- [Task prompt] Return every line below as is, leaving out the pictures.

- [Given records]
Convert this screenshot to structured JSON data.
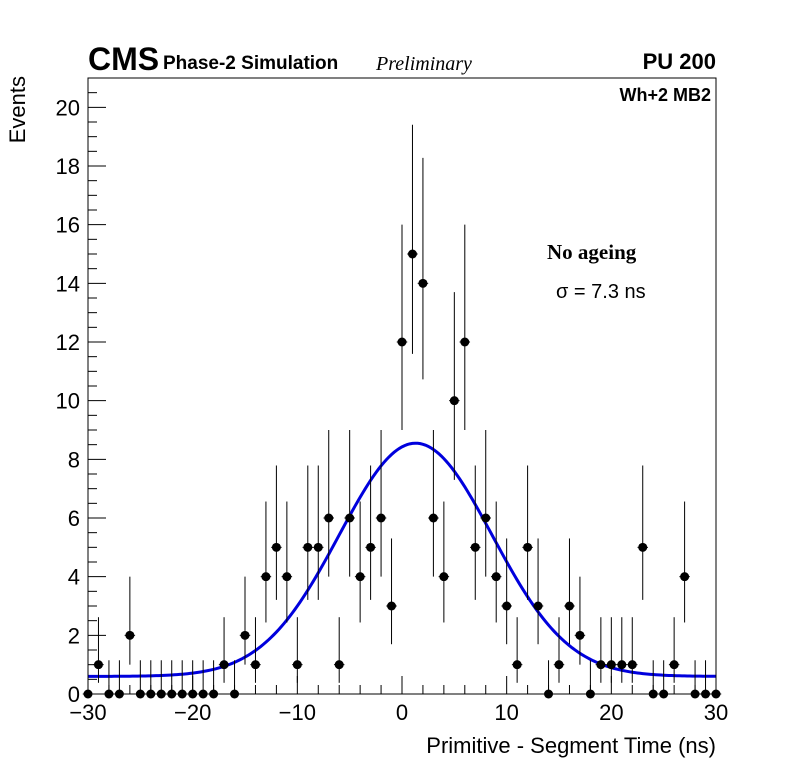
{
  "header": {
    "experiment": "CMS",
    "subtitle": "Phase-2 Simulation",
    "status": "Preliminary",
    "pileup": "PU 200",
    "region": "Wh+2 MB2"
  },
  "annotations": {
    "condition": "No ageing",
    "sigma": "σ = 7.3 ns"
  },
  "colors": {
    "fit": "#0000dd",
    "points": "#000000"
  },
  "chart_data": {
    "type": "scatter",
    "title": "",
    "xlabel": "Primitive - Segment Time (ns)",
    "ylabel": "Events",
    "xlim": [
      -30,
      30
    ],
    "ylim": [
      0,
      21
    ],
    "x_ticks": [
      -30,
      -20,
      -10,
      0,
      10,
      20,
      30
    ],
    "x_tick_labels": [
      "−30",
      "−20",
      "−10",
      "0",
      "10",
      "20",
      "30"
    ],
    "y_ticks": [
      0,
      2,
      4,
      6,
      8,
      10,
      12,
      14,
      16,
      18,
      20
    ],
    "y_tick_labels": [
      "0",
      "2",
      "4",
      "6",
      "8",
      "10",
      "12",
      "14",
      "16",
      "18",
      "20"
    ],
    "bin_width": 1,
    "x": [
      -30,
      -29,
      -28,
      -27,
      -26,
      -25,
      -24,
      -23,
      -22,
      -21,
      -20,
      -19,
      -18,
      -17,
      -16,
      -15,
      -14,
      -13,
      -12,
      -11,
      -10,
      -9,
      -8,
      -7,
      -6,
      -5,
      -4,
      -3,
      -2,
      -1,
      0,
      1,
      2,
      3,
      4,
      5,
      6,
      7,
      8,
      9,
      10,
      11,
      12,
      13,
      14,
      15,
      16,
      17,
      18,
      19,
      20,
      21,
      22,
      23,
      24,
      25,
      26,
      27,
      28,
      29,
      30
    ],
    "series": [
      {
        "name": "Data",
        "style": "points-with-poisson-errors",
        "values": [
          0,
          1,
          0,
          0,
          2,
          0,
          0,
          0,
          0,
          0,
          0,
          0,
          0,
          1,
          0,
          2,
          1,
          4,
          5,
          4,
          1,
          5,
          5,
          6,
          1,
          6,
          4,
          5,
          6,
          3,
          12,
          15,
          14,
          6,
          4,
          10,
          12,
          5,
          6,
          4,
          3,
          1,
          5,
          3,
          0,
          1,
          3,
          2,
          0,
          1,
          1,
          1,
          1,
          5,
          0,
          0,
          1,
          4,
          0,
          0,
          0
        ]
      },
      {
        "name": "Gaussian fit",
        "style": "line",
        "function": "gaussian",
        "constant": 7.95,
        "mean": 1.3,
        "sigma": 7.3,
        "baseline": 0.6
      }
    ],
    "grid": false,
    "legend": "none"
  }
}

- [Solution for this problem]
Convert this screenshot to structured JSON data.
{
  "header": {
    "experiment": "CMS",
    "subtitle": "Phase-2 Simulation",
    "status": "Preliminary",
    "pileup": "PU 200",
    "region": "Wh+2 MB2"
  },
  "annotations": {
    "condition": "No ageing",
    "sigma": "σ = 7.3 ns"
  },
  "colors": {
    "fit": "#0000dd",
    "points": "#000000"
  },
  "chart_data": {
    "type": "scatter",
    "title": "",
    "xlabel": "Primitive - Segment Time (ns)",
    "ylabel": "Events",
    "xlim": [
      -30,
      30
    ],
    "ylim": [
      0,
      21
    ],
    "x_ticks": [
      -30,
      -20,
      -10,
      0,
      10,
      20,
      30
    ],
    "x_tick_labels": [
      "−30",
      "−20",
      "−10",
      "0",
      "10",
      "20",
      "30"
    ],
    "y_ticks": [
      0,
      2,
      4,
      6,
      8,
      10,
      12,
      14,
      16,
      18,
      20
    ],
    "y_tick_labels": [
      "0",
      "2",
      "4",
      "6",
      "8",
      "10",
      "12",
      "14",
      "16",
      "18",
      "20"
    ],
    "bin_width": 1,
    "x": [
      -30,
      -29,
      -28,
      -27,
      -26,
      -25,
      -24,
      -23,
      -22,
      -21,
      -20,
      -19,
      -18,
      -17,
      -16,
      -15,
      -14,
      -13,
      -12,
      -11,
      -10,
      -9,
      -8,
      -7,
      -6,
      -5,
      -4,
      -3,
      -2,
      -1,
      0,
      1,
      2,
      3,
      4,
      5,
      6,
      7,
      8,
      9,
      10,
      11,
      12,
      13,
      14,
      15,
      16,
      17,
      18,
      19,
      20,
      21,
      22,
      23,
      24,
      25,
      26,
      27,
      28,
      29,
      30
    ],
    "series": [
      {
        "name": "Data",
        "style": "points-with-poisson-errors",
        "values": [
          0,
          1,
          0,
          0,
          2,
          0,
          0,
          0,
          0,
          0,
          0,
          0,
          0,
          1,
          0,
          2,
          1,
          4,
          5,
          4,
          1,
          5,
          5,
          6,
          1,
          6,
          4,
          5,
          6,
          3,
          12,
          15,
          14,
          6,
          4,
          10,
          12,
          5,
          6,
          4,
          3,
          1,
          5,
          3,
          0,
          1,
          3,
          2,
          0,
          1,
          1,
          1,
          1,
          5,
          0,
          0,
          1,
          4,
          0,
          0,
          0
        ]
      },
      {
        "name": "Gaussian fit",
        "style": "line",
        "function": "gaussian",
        "constant": 7.95,
        "mean": 1.3,
        "sigma": 7.3,
        "baseline": 0.6
      }
    ],
    "grid": false,
    "legend": "none"
  }
}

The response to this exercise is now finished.